(SET PROBLEM) Repeat each record below exactly, dropping the pictures.

(STORED DATA)
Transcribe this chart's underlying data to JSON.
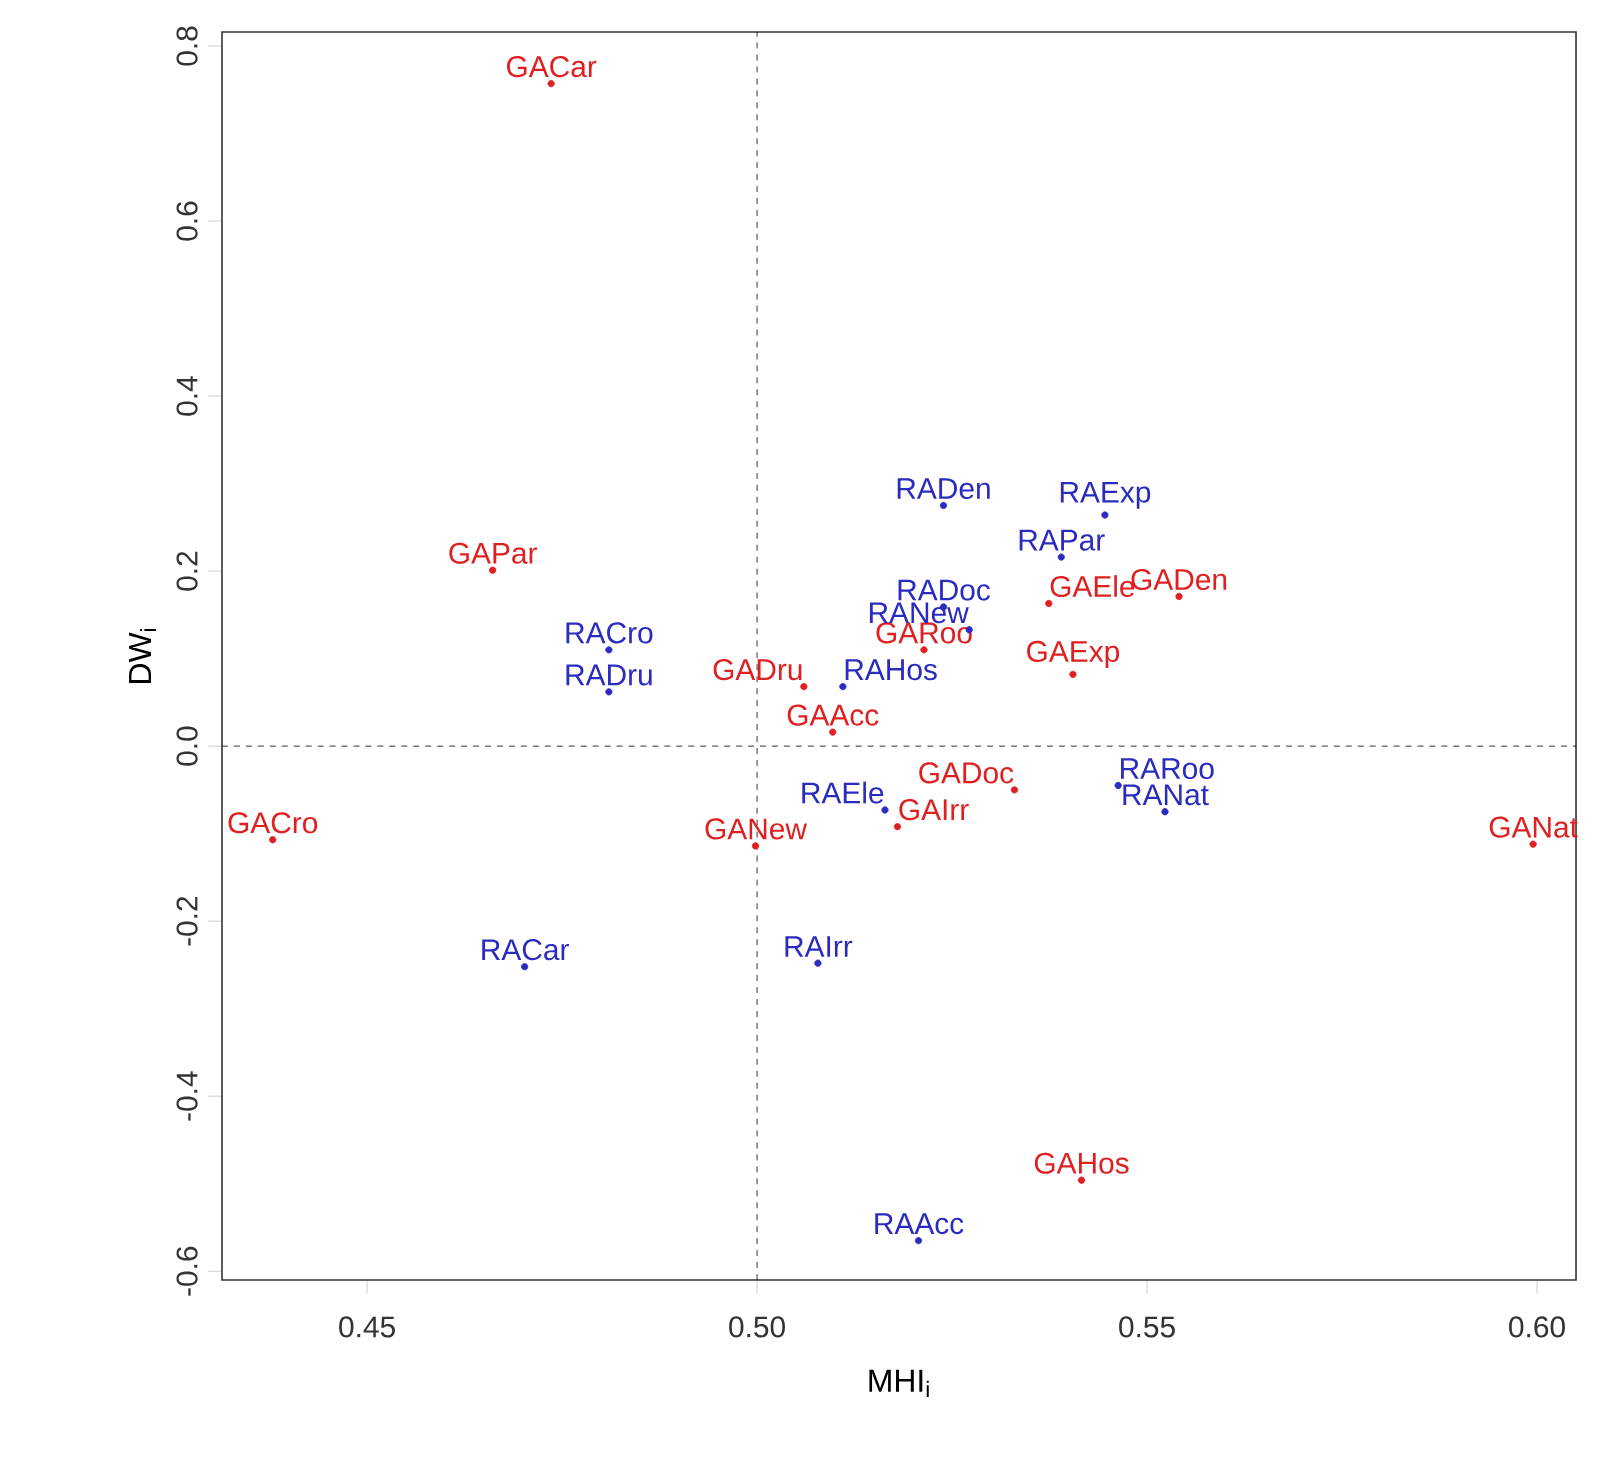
{
  "chart_data": {
    "type": "scatter",
    "xlabel": "MHI$_{i}$",
    "ylabel": "DW$_{i}$",
    "marker": "circle",
    "xlim": [
      0.4314,
      0.605
    ],
    "ylim": [
      -0.61,
      0.816
    ],
    "xticks": [
      {
        "value": 0.45,
        "label": "0.45"
      },
      {
        "value": 0.5,
        "label": "0.50"
      },
      {
        "value": 0.55,
        "label": "0.55"
      },
      {
        "value": 0.6,
        "label": "0.60"
      }
    ],
    "yticks": [
      -0.6,
      -0.4,
      -0.2,
      {
        "value": 0,
        "label": "0.0"
      },
      0.2,
      0.4,
      0.6,
      0.8
    ],
    "ref_lines": [
      {
        "axis": "x",
        "value": 0.5,
        "line_style": "dashed"
      },
      {
        "axis": "y",
        "value": 0,
        "line_style": "dashed"
      }
    ],
    "series": [
      {
        "color": "#e02020",
        "x": [
          0.5097,
          0.4736,
          0.4379,
          0.5541,
          0.533,
          0.506,
          0.5374,
          0.5405,
          0.5416,
          0.518,
          0.5995,
          0.4998,
          0.4661,
          0.5214
        ],
        "values": [
          0.016,
          0.757,
          -0.107,
          0.171,
          -0.05,
          0.068,
          0.163,
          0.082,
          -0.496,
          -0.092,
          -0.112,
          -0.114,
          0.201,
          0.11
        ],
        "value_labels": [
          "GAAcc",
          "GACar",
          "GACro",
          "GADen",
          "GADoc",
          "GADru",
          "GAEle",
          "GAExp",
          "GAHos",
          "GAIrr",
          "GANat",
          "GANew",
          "GAPar",
          "GARoo"
        ]
      },
      {
        "color": "#2b2bc0",
        "x": [
          0.5207,
          0.4702,
          0.481,
          0.5239,
          0.5239,
          0.481,
          0.5164,
          0.5446,
          0.511,
          0.5078,
          0.5523,
          0.5272,
          0.539,
          0.5463
        ],
        "values": [
          -0.565,
          -0.252,
          0.11,
          0.275,
          0.159,
          0.062,
          -0.073,
          0.264,
          0.068,
          -0.248,
          -0.075,
          0.133,
          0.216,
          -0.045
        ],
        "value_labels": [
          "RAAcc",
          "RACar",
          "RACro",
          "RADen",
          "RADoc",
          "RADru",
          "RAEle",
          "RAExp",
          "RAHos",
          "RAIrr",
          "RANat",
          "RANew",
          "RAPar",
          "RARoo"
        ]
      }
    ]
  }
}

(WRITTEN ANSWER)
Transcribe this chart's underlying data to JSON.
{
  "chart_data": {
    "type": "scatter",
    "xlabel": "MHI$_{i}$",
    "ylabel": "DW$_{i}$",
    "marker": "circle",
    "xlim": [
      0.4314,
      0.605
    ],
    "ylim": [
      -0.61,
      0.816
    ],
    "xticks": [
      {
        "value": 0.45,
        "label": "0.45"
      },
      {
        "value": 0.5,
        "label": "0.50"
      },
      {
        "value": 0.55,
        "label": "0.55"
      },
      {
        "value": 0.6,
        "label": "0.60"
      }
    ],
    "yticks": [
      -0.6,
      -0.4,
      -0.2,
      {
        "value": 0,
        "label": "0.0"
      },
      0.2,
      0.4,
      0.6,
      0.8
    ],
    "ref_lines": [
      {
        "axis": "x",
        "value": 0.5,
        "line_style": "dashed"
      },
      {
        "axis": "y",
        "value": 0,
        "line_style": "dashed"
      }
    ],
    "series": [
      {
        "color": "#e02020",
        "x": [
          0.5097,
          0.4736,
          0.4379,
          0.5541,
          0.533,
          0.506,
          0.5374,
          0.5405,
          0.5416,
          0.518,
          0.5995,
          0.4998,
          0.4661,
          0.5214
        ],
        "values": [
          0.016,
          0.757,
          -0.107,
          0.171,
          -0.05,
          0.068,
          0.163,
          0.082,
          -0.496,
          -0.092,
          -0.112,
          -0.114,
          0.201,
          0.11
        ],
        "value_labels": [
          "GAAcc",
          "GACar",
          "GACro",
          "GADen",
          "GADoc",
          "GADru",
          "GAEle",
          "GAExp",
          "GAHos",
          "GAIrr",
          "GANat",
          "GANew",
          "GAPar",
          "GARoo"
        ]
      },
      {
        "color": "#2b2bc0",
        "x": [
          0.5207,
          0.4702,
          0.481,
          0.5239,
          0.5239,
          0.481,
          0.5164,
          0.5446,
          0.511,
          0.5078,
          0.5523,
          0.5272,
          0.539,
          0.5463
        ],
        "values": [
          -0.565,
          -0.252,
          0.11,
          0.275,
          0.159,
          0.062,
          -0.073,
          0.264,
          0.068,
          -0.248,
          -0.075,
          0.133,
          0.216,
          -0.045
        ],
        "value_labels": [
          "RAAcc",
          "RACar",
          "RACro",
          "RADen",
          "RADoc",
          "RADru",
          "RAEle",
          "RAExp",
          "RAHos",
          "RAIrr",
          "RANat",
          "RANew",
          "RAPar",
          "RARoo"
        ]
      }
    ]
  }
}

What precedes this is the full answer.